:: Problem details ::
Nothing but the pictures should go missing; return all the entries below exactly.

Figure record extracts
[Start of section]
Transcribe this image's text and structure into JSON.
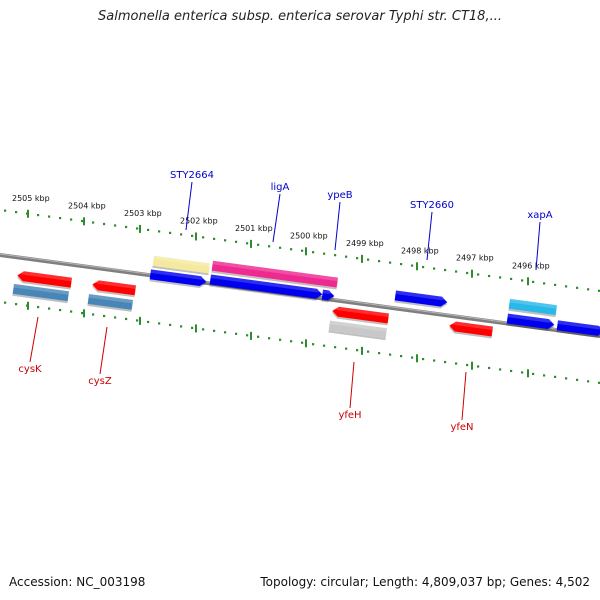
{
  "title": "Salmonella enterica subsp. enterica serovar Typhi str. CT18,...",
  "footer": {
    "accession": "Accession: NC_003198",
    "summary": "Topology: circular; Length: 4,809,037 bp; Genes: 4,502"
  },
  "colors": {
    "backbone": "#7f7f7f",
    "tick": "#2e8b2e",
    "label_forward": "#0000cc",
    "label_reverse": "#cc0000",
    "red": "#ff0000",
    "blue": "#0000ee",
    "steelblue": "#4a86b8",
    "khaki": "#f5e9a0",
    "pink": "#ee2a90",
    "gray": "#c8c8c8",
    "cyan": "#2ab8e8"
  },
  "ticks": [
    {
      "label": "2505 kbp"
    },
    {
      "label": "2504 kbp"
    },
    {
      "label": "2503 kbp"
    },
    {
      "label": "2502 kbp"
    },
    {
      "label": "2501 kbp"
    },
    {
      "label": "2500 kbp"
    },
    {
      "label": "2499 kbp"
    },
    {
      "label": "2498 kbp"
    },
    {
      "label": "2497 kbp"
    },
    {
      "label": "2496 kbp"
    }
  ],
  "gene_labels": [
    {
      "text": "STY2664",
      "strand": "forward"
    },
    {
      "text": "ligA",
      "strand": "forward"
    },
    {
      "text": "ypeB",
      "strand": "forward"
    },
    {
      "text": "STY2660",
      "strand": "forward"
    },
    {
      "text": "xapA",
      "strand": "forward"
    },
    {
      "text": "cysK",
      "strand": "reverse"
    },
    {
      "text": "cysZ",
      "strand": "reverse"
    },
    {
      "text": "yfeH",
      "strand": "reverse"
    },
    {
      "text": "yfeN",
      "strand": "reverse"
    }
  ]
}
[End of section]
:: Exercise response ::
Transcribe this image's text and structure into JSON.
{
  "title": "Salmonella enterica subsp. enterica serovar Typhi str. CT18,...",
  "footer": {
    "accession": "Accession: NC_003198",
    "summary": "Topology: circular; Length: 4,809,037 bp; Genes: 4,502"
  },
  "colors": {
    "backbone": "#7f7f7f",
    "tick": "#2e8b2e",
    "label_forward": "#0000cc",
    "label_reverse": "#cc0000",
    "red": "#ff0000",
    "blue": "#0000ee",
    "steelblue": "#4a86b8",
    "khaki": "#f5e9a0",
    "pink": "#ee2a90",
    "gray": "#c8c8c8",
    "cyan": "#2ab8e8"
  },
  "ticks": [
    {
      "label": "2505 kbp"
    },
    {
      "label": "2504 kbp"
    },
    {
      "label": "2503 kbp"
    },
    {
      "label": "2502 kbp"
    },
    {
      "label": "2501 kbp"
    },
    {
      "label": "2500 kbp"
    },
    {
      "label": "2499 kbp"
    },
    {
      "label": "2498 kbp"
    },
    {
      "label": "2497 kbp"
    },
    {
      "label": "2496 kbp"
    }
  ],
  "gene_labels": [
    {
      "text": "STY2664",
      "strand": "forward"
    },
    {
      "text": "ligA",
      "strand": "forward"
    },
    {
      "text": "ypeB",
      "strand": "forward"
    },
    {
      "text": "STY2660",
      "strand": "forward"
    },
    {
      "text": "xapA",
      "strand": "forward"
    },
    {
      "text": "cysK",
      "strand": "reverse"
    },
    {
      "text": "cysZ",
      "strand": "reverse"
    },
    {
      "text": "yfeH",
      "strand": "reverse"
    },
    {
      "text": "yfeN",
      "strand": "reverse"
    }
  ]
}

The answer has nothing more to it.